--- Start of Input ---
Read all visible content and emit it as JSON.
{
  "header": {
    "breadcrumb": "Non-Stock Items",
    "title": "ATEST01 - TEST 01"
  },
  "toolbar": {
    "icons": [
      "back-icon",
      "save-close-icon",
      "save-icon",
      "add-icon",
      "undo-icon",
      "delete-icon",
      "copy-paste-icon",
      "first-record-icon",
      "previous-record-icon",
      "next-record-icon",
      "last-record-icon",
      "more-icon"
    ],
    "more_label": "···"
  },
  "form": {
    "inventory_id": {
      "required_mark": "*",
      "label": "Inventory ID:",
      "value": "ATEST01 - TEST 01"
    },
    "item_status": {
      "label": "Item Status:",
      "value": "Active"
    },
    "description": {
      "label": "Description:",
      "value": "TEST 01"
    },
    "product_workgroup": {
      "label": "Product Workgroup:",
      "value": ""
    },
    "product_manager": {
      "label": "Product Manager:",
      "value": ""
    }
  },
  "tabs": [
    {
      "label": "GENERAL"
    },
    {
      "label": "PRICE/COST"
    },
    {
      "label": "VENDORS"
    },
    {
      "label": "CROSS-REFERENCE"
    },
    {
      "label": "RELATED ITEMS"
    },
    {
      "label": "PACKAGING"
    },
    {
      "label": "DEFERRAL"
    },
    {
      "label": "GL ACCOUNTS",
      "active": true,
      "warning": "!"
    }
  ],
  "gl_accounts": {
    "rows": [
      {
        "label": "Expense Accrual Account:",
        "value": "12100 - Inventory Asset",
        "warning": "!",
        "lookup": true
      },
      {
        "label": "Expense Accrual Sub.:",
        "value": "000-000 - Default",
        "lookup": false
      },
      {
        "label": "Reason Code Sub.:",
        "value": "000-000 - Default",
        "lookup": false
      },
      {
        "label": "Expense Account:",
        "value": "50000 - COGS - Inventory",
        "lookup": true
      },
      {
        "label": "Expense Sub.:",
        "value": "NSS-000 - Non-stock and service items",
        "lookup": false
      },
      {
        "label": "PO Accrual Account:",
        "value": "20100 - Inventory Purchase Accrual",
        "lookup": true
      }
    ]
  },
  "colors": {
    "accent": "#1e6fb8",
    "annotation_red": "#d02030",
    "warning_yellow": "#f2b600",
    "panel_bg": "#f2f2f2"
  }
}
--- End of Input ---
*Task directions:*
Count how many lines in the data contain the word "Expense", giving the number without comment.

*Answer to the problem:*
4